Task objective ::
Copy every record below, exactly as written.

Data entries for graphics
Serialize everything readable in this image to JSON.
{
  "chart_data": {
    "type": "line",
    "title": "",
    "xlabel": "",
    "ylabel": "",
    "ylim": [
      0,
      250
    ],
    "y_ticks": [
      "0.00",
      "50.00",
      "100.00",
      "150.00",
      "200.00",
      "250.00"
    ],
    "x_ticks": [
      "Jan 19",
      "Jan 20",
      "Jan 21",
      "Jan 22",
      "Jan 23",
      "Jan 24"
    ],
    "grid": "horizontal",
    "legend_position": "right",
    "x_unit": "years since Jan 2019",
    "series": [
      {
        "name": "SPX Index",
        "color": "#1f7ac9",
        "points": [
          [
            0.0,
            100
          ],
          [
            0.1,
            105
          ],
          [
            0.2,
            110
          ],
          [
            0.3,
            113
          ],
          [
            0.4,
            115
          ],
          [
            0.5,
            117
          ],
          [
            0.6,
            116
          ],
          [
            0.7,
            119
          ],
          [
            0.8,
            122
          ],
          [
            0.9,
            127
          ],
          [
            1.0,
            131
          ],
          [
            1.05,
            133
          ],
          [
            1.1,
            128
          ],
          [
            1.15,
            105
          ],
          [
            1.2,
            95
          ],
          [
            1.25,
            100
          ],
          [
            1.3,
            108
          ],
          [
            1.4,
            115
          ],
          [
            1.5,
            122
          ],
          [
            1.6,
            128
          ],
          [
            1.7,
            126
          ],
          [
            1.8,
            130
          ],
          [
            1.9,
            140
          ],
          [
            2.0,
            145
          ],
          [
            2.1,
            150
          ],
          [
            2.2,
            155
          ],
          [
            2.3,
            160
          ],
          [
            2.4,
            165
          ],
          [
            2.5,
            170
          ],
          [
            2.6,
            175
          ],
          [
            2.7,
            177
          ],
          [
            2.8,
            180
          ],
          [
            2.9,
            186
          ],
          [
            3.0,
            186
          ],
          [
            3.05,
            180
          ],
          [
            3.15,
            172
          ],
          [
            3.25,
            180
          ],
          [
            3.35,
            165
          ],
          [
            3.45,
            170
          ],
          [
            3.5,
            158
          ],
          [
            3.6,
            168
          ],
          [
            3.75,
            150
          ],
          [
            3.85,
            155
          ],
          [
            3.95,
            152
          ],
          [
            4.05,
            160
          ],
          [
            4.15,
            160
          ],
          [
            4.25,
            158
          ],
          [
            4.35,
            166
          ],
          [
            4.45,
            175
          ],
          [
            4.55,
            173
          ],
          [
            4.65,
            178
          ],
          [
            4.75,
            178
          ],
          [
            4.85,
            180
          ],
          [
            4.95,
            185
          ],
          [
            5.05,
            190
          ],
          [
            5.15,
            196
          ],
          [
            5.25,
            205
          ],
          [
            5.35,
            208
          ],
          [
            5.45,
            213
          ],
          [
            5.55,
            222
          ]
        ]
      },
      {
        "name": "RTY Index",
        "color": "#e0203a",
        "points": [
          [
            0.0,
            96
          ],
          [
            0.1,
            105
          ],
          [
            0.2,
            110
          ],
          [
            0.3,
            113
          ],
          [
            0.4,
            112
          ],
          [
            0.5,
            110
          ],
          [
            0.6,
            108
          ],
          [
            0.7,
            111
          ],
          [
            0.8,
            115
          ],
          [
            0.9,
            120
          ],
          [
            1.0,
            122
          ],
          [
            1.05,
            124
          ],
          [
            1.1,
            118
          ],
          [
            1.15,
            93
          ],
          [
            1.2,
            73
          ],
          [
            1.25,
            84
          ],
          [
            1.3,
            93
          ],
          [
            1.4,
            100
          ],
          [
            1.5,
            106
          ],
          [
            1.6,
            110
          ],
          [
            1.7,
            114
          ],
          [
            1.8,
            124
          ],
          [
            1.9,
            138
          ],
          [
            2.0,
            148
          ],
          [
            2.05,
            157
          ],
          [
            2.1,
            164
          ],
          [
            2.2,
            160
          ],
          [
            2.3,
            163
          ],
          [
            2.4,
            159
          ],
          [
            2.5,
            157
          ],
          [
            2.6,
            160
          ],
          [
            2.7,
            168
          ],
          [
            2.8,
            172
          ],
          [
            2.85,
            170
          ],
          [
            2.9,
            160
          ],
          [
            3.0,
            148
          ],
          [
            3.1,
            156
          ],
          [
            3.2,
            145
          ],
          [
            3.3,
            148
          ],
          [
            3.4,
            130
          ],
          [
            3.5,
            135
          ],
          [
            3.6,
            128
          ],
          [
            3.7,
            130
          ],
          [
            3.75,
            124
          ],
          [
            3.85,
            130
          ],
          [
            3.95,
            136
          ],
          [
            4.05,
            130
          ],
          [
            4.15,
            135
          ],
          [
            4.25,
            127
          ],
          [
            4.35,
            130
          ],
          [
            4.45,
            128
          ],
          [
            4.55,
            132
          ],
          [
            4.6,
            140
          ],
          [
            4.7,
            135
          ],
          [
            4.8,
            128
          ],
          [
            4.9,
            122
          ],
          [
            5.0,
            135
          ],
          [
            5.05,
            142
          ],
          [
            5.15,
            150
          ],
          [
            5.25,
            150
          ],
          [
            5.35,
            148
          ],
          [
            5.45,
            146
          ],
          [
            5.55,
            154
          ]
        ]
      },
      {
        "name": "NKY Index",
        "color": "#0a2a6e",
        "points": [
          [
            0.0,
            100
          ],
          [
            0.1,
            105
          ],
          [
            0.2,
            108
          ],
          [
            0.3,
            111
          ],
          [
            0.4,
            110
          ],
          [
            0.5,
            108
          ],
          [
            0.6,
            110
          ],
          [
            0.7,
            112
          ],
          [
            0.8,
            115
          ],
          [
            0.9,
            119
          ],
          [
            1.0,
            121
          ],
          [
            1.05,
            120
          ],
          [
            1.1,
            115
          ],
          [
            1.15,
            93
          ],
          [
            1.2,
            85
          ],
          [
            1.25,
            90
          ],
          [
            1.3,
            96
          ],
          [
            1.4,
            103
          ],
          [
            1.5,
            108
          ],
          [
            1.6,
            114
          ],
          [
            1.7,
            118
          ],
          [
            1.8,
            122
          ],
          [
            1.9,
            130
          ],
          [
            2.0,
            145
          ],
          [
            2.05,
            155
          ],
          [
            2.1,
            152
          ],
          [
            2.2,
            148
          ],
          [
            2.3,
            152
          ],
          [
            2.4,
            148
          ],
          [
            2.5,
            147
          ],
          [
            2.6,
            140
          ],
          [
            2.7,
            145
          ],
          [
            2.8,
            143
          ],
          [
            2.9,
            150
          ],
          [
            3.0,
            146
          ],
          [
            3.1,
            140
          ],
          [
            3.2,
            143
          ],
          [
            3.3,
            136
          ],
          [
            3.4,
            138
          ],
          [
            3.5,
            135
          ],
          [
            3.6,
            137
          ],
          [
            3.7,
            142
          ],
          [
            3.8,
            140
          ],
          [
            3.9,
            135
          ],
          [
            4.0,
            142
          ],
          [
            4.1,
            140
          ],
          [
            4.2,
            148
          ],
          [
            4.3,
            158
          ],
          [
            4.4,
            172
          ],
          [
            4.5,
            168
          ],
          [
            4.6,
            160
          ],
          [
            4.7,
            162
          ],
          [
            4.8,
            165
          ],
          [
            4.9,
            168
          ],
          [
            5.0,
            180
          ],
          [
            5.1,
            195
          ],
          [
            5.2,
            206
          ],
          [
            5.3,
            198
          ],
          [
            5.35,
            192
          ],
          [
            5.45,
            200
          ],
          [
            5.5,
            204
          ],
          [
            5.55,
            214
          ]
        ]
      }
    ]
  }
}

Result for this exercise ::
Serialize everything readable in this image to JSON.
{
  "chart_data": {
    "type": "line",
    "title": "",
    "xlabel": "",
    "ylabel": "",
    "ylim": [
      0,
      250
    ],
    "y_ticks": [
      "0.00",
      "50.00",
      "100.00",
      "150.00",
      "200.00",
      "250.00"
    ],
    "x_ticks": [
      "Jan 19",
      "Jan 20",
      "Jan 21",
      "Jan 22",
      "Jan 23",
      "Jan 24"
    ],
    "grid": "horizontal",
    "legend_position": "right",
    "x_unit": "years since Jan 2019",
    "series": [
      {
        "name": "SPX Index",
        "color": "#1f7ac9",
        "points": [
          [
            0.0,
            100
          ],
          [
            0.1,
            105
          ],
          [
            0.2,
            110
          ],
          [
            0.3,
            113
          ],
          [
            0.4,
            115
          ],
          [
            0.5,
            117
          ],
          [
            0.6,
            116
          ],
          [
            0.7,
            119
          ],
          [
            0.8,
            122
          ],
          [
            0.9,
            127
          ],
          [
            1.0,
            131
          ],
          [
            1.05,
            133
          ],
          [
            1.1,
            128
          ],
          [
            1.15,
            105
          ],
          [
            1.2,
            95
          ],
          [
            1.25,
            100
          ],
          [
            1.3,
            108
          ],
          [
            1.4,
            115
          ],
          [
            1.5,
            122
          ],
          [
            1.6,
            128
          ],
          [
            1.7,
            126
          ],
          [
            1.8,
            130
          ],
          [
            1.9,
            140
          ],
          [
            2.0,
            145
          ],
          [
            2.1,
            150
          ],
          [
            2.2,
            155
          ],
          [
            2.3,
            160
          ],
          [
            2.4,
            165
          ],
          [
            2.5,
            170
          ],
          [
            2.6,
            175
          ],
          [
            2.7,
            177
          ],
          [
            2.8,
            180
          ],
          [
            2.9,
            186
          ],
          [
            3.0,
            186
          ],
          [
            3.05,
            180
          ],
          [
            3.15,
            172
          ],
          [
            3.25,
            180
          ],
          [
            3.35,
            165
          ],
          [
            3.45,
            170
          ],
          [
            3.5,
            158
          ],
          [
            3.6,
            168
          ],
          [
            3.75,
            150
          ],
          [
            3.85,
            155
          ],
          [
            3.95,
            152
          ],
          [
            4.05,
            160
          ],
          [
            4.15,
            160
          ],
          [
            4.25,
            158
          ],
          [
            4.35,
            166
          ],
          [
            4.45,
            175
          ],
          [
            4.55,
            173
          ],
          [
            4.65,
            178
          ],
          [
            4.75,
            178
          ],
          [
            4.85,
            180
          ],
          [
            4.95,
            185
          ],
          [
            5.05,
            190
          ],
          [
            5.15,
            196
          ],
          [
            5.25,
            205
          ],
          [
            5.35,
            208
          ],
          [
            5.45,
            213
          ],
          [
            5.55,
            222
          ]
        ]
      },
      {
        "name": "RTY Index",
        "color": "#e0203a",
        "points": [
          [
            0.0,
            96
          ],
          [
            0.1,
            105
          ],
          [
            0.2,
            110
          ],
          [
            0.3,
            113
          ],
          [
            0.4,
            112
          ],
          [
            0.5,
            110
          ],
          [
            0.6,
            108
          ],
          [
            0.7,
            111
          ],
          [
            0.8,
            115
          ],
          [
            0.9,
            120
          ],
          [
            1.0,
            122
          ],
          [
            1.05,
            124
          ],
          [
            1.1,
            118
          ],
          [
            1.15,
            93
          ],
          [
            1.2,
            73
          ],
          [
            1.25,
            84
          ],
          [
            1.3,
            93
          ],
          [
            1.4,
            100
          ],
          [
            1.5,
            106
          ],
          [
            1.6,
            110
          ],
          [
            1.7,
            114
          ],
          [
            1.8,
            124
          ],
          [
            1.9,
            138
          ],
          [
            2.0,
            148
          ],
          [
            2.05,
            157
          ],
          [
            2.1,
            164
          ],
          [
            2.2,
            160
          ],
          [
            2.3,
            163
          ],
          [
            2.4,
            159
          ],
          [
            2.5,
            157
          ],
          [
            2.6,
            160
          ],
          [
            2.7,
            168
          ],
          [
            2.8,
            172
          ],
          [
            2.85,
            170
          ],
          [
            2.9,
            160
          ],
          [
            3.0,
            148
          ],
          [
            3.1,
            156
          ],
          [
            3.2,
            145
          ],
          [
            3.3,
            148
          ],
          [
            3.4,
            130
          ],
          [
            3.5,
            135
          ],
          [
            3.6,
            128
          ],
          [
            3.7,
            130
          ],
          [
            3.75,
            124
          ],
          [
            3.85,
            130
          ],
          [
            3.95,
            136
          ],
          [
            4.05,
            130
          ],
          [
            4.15,
            135
          ],
          [
            4.25,
            127
          ],
          [
            4.35,
            130
          ],
          [
            4.45,
            128
          ],
          [
            4.55,
            132
          ],
          [
            4.6,
            140
          ],
          [
            4.7,
            135
          ],
          [
            4.8,
            128
          ],
          [
            4.9,
            122
          ],
          [
            5.0,
            135
          ],
          [
            5.05,
            142
          ],
          [
            5.15,
            150
          ],
          [
            5.25,
            150
          ],
          [
            5.35,
            148
          ],
          [
            5.45,
            146
          ],
          [
            5.55,
            154
          ]
        ]
      },
      {
        "name": "NKY Index",
        "color": "#0a2a6e",
        "points": [
          [
            0.0,
            100
          ],
          [
            0.1,
            105
          ],
          [
            0.2,
            108
          ],
          [
            0.3,
            111
          ],
          [
            0.4,
            110
          ],
          [
            0.5,
            108
          ],
          [
            0.6,
            110
          ],
          [
            0.7,
            112
          ],
          [
            0.8,
            115
          ],
          [
            0.9,
            119
          ],
          [
            1.0,
            121
          ],
          [
            1.05,
            120
          ],
          [
            1.1,
            115
          ],
          [
            1.15,
            93
          ],
          [
            1.2,
            85
          ],
          [
            1.25,
            90
          ],
          [
            1.3,
            96
          ],
          [
            1.4,
            103
          ],
          [
            1.5,
            108
          ],
          [
            1.6,
            114
          ],
          [
            1.7,
            118
          ],
          [
            1.8,
            122
          ],
          [
            1.9,
            130
          ],
          [
            2.0,
            145
          ],
          [
            2.05,
            155
          ],
          [
            2.1,
            152
          ],
          [
            2.2,
            148
          ],
          [
            2.3,
            152
          ],
          [
            2.4,
            148
          ],
          [
            2.5,
            147
          ],
          [
            2.6,
            140
          ],
          [
            2.7,
            145
          ],
          [
            2.8,
            143
          ],
          [
            2.9,
            150
          ],
          [
            3.0,
            146
          ],
          [
            3.1,
            140
          ],
          [
            3.2,
            143
          ],
          [
            3.3,
            136
          ],
          [
            3.4,
            138
          ],
          [
            3.5,
            135
          ],
          [
            3.6,
            137
          ],
          [
            3.7,
            142
          ],
          [
            3.8,
            140
          ],
          [
            3.9,
            135
          ],
          [
            4.0,
            142
          ],
          [
            4.1,
            140
          ],
          [
            4.2,
            148
          ],
          [
            4.3,
            158
          ],
          [
            4.4,
            172
          ],
          [
            4.5,
            168
          ],
          [
            4.6,
            160
          ],
          [
            4.7,
            162
          ],
          [
            4.8,
            165
          ],
          [
            4.9,
            168
          ],
          [
            5.0,
            180
          ],
          [
            5.1,
            195
          ],
          [
            5.2,
            206
          ],
          [
            5.3,
            198
          ],
          [
            5.35,
            192
          ],
          [
            5.45,
            200
          ],
          [
            5.5,
            204
          ],
          [
            5.55,
            214
          ]
        ]
      }
    ]
  }
}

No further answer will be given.